--- Start DATASET ROWS ---
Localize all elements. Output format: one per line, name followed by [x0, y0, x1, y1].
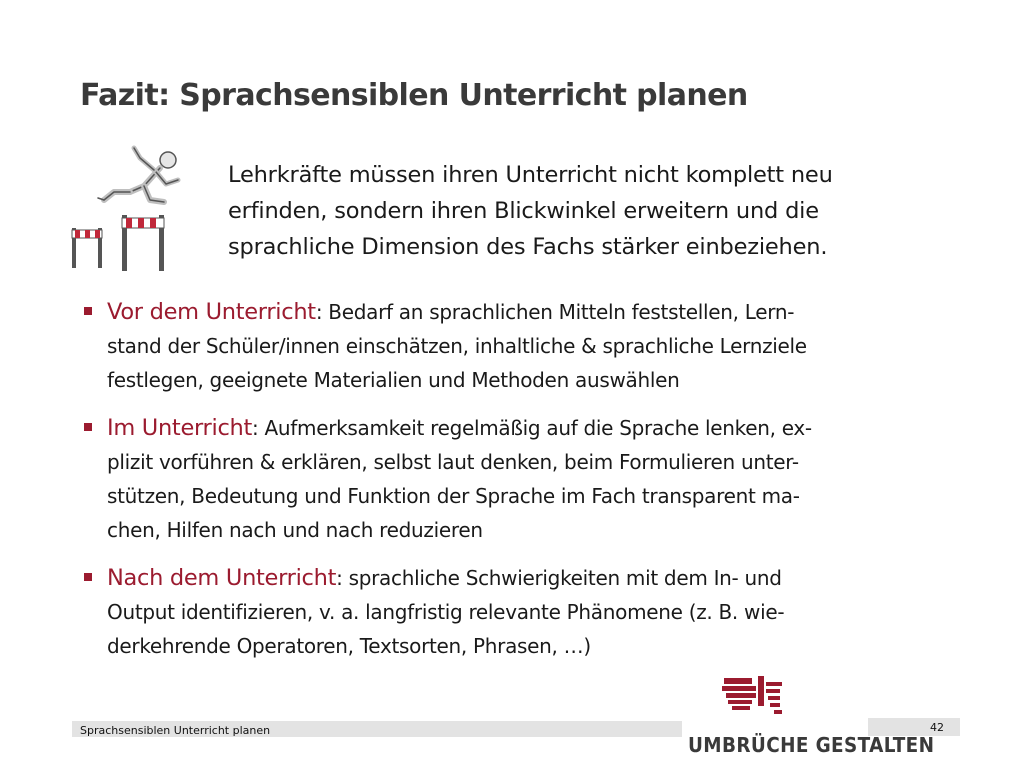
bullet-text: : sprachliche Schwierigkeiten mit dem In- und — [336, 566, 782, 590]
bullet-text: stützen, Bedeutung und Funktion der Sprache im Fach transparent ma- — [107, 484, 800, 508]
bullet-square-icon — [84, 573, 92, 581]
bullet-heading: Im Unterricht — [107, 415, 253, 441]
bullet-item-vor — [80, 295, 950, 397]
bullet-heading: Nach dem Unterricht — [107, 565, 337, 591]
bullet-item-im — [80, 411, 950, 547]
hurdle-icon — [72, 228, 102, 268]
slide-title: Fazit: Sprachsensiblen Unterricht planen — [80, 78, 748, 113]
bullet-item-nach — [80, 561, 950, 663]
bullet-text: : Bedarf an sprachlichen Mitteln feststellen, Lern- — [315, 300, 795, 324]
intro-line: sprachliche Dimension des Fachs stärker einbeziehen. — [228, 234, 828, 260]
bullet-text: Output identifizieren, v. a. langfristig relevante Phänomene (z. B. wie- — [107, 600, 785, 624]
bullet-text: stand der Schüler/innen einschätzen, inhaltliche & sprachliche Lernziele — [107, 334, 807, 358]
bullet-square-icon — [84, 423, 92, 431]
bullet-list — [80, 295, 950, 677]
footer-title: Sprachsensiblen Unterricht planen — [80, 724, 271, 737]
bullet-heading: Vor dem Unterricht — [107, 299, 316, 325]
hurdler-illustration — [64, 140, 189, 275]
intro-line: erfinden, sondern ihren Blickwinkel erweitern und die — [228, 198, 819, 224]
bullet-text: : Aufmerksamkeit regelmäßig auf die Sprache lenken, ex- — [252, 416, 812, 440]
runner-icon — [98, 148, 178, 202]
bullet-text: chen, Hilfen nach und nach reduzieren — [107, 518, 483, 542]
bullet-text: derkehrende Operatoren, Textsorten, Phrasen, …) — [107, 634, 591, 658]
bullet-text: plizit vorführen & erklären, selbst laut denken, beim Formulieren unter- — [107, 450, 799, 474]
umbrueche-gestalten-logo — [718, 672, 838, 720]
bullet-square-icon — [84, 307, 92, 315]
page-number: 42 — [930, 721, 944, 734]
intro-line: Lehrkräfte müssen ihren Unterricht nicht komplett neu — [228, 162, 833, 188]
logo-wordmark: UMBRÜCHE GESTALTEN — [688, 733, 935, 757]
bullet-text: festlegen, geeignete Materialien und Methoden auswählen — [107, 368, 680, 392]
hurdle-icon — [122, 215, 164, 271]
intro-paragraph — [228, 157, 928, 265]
--- End DATASET ROWS ---
--- Start DATASET ROWS ---
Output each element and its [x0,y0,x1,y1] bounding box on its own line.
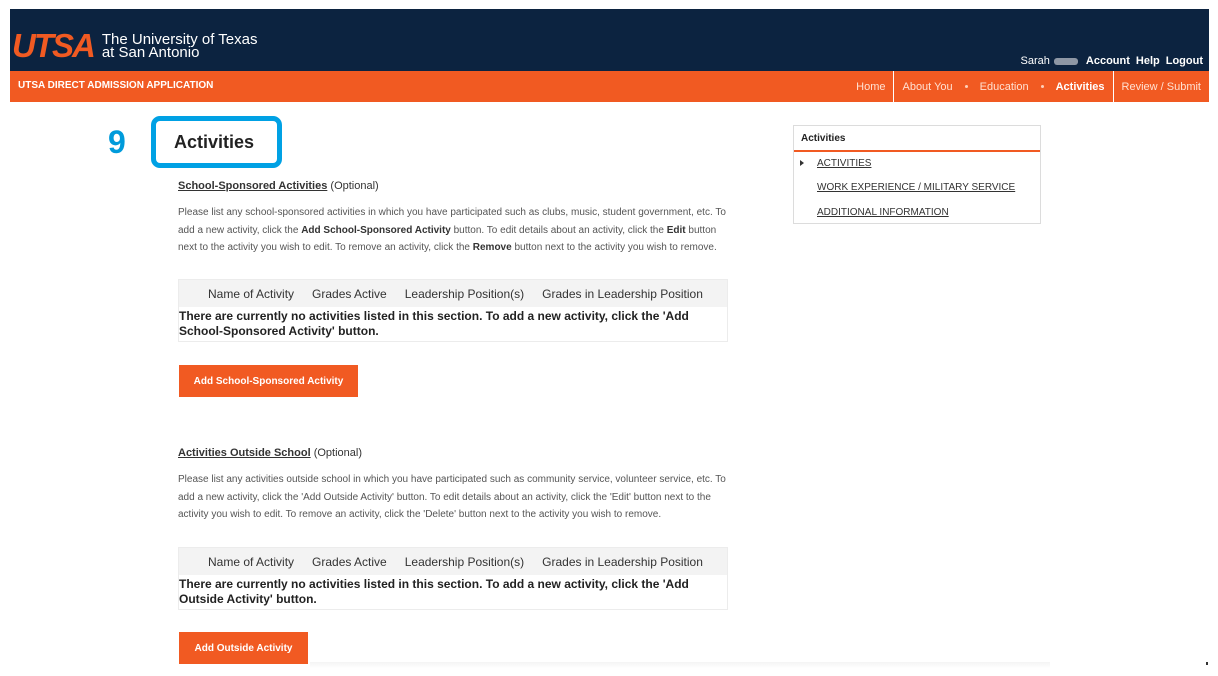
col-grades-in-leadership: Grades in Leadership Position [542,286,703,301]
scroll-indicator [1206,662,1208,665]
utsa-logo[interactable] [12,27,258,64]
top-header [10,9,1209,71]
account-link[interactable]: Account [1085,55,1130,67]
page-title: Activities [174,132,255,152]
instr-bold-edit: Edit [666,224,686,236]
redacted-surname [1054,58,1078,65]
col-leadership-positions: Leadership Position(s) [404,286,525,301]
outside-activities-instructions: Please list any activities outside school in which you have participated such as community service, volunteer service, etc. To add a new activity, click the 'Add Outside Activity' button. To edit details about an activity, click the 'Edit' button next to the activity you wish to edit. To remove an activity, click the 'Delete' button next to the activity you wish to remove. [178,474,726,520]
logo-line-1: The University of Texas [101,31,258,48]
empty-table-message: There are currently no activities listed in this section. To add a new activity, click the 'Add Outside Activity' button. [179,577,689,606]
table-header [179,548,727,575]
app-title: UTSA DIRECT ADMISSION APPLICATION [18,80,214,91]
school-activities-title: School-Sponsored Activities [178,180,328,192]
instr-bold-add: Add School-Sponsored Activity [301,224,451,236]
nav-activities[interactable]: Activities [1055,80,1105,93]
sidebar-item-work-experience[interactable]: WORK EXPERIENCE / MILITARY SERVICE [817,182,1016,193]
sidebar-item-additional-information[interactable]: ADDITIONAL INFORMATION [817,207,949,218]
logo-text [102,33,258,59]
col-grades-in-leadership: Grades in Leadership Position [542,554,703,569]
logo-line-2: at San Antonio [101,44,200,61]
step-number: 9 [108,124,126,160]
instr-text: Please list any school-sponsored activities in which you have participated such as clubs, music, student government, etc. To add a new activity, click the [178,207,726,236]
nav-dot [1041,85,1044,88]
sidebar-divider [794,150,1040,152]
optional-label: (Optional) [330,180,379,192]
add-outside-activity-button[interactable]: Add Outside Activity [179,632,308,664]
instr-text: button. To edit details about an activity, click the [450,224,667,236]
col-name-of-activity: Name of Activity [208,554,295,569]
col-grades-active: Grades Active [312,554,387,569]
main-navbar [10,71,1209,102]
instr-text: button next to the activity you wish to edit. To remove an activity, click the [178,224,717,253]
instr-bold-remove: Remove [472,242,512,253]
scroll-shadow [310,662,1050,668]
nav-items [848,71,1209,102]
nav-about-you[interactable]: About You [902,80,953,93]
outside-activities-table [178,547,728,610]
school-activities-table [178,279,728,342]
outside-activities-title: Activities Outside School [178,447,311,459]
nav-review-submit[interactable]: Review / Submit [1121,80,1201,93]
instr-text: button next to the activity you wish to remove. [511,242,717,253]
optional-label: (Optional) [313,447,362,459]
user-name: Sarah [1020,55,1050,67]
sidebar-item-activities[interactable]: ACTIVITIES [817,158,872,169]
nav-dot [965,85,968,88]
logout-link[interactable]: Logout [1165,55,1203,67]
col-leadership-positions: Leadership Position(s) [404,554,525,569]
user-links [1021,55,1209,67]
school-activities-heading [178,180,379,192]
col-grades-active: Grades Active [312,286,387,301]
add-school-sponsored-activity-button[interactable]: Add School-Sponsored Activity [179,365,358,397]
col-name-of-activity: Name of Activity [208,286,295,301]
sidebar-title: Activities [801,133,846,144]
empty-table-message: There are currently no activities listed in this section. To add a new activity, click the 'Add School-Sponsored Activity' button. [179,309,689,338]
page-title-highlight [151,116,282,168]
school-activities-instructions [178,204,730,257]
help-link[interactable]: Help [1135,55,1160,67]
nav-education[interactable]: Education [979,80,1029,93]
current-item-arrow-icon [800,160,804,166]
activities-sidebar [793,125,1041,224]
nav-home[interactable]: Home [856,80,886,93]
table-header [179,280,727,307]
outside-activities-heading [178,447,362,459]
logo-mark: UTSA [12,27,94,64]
--- End DATASET ROWS ---
**AIM OF THE TASK**
Rewrite the records from the line with "bullet-text: : sprachliche" to the line with "bullet-text: derkehrende Operatoren, Textsorten, Phrasen, …)", changing "Unterricht" to "Kurs" and leaving everything else as it is.

**TASK RESPONSE**
bullet-text: : sprachliche Schwierigkeiten mit dem In- und — [336, 566, 782, 590]
bullet-text: stützen, Bedeutung und Funktion der Sprache im Fach transparent ma- — [107, 484, 800, 508]
bullet-square-icon — [84, 573, 92, 581]
bullet-heading: Im Kurs — [107, 415, 253, 441]
bullet-item-vor — [80, 295, 950, 397]
bullet-heading: Nach dem Kurs — [107, 565, 337, 591]
bullet-item-im — [80, 411, 950, 547]
hurdle-icon — [72, 228, 102, 268]
slide-title: Fazit: Sprachsensiblen Kurs planen — [80, 78, 748, 113]
bullet-item-nach — [80, 561, 950, 663]
bullet-text: : Bedarf an sprachlichen Mitteln feststellen, Lern- — [315, 300, 795, 324]
intro-line: sprachliche Dimension des Fachs stärker einbeziehen. — [228, 234, 828, 260]
bullet-text: Output identifizieren, v. a. langfristig relevante Phänomene (z. B. wie- — [107, 600, 785, 624]
bullet-text: stand der Schüler/innen einschätzen, inhaltliche & sprachliche Lernziele — [107, 334, 807, 358]
bullet-square-icon — [84, 423, 92, 431]
bullet-list — [80, 295, 950, 677]
footer-title: Sprachsensiblen Kurs planen — [80, 724, 271, 737]
bullet-heading: Vor dem Kurs — [107, 299, 316, 325]
hurdler-illustration — [64, 140, 189, 275]
intro-line: erfinden, sondern ihren Blickwinkel erweitern und die — [228, 198, 819, 224]
bullet-text: : Aufmerksamkeit regelmäßig auf die Sprache lenken, ex- — [252, 416, 812, 440]
runner-icon — [98, 148, 178, 202]
bullet-text: chen, Hilfen nach und nach reduzieren — [107, 518, 483, 542]
bullet-text: derkehrende Operatoren, Textsorten, Phrasen, …) — [107, 634, 591, 658]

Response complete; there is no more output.